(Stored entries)

——

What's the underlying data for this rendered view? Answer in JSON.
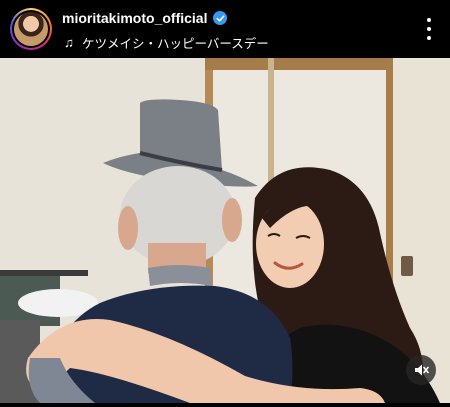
{
  "post": {
    "username": "mioritakimoto_official",
    "verified": true,
    "audio_title": "ケツメイシ・ハッピーバースデー"
  },
  "icons": {
    "avatar": "profile-avatar",
    "verified": "verified-badge-icon",
    "audio": "music-note-icon",
    "more": "more-options-icon",
    "mute": "volume-muted-icon"
  },
  "colors": {
    "background": "#000000",
    "verified_badge": "#3897f0",
    "text": "#ffffff"
  }
}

——

TASK GOAL: Quote the data exactly, leaving every image out of the copy.

SOLUTION:
What's the underlying data for this rendered view? Answer in JSON.
{
  "post": {
    "username": "mioritakimoto_official",
    "verified": true,
    "audio_title": "ケツメイシ・ハッピーバースデー"
  },
  "icons": {
    "avatar": "profile-avatar",
    "verified": "verified-badge-icon",
    "audio": "music-note-icon",
    "more": "more-options-icon",
    "mute": "volume-muted-icon"
  },
  "colors": {
    "background": "#000000",
    "verified_badge": "#3897f0",
    "text": "#ffffff"
  }
}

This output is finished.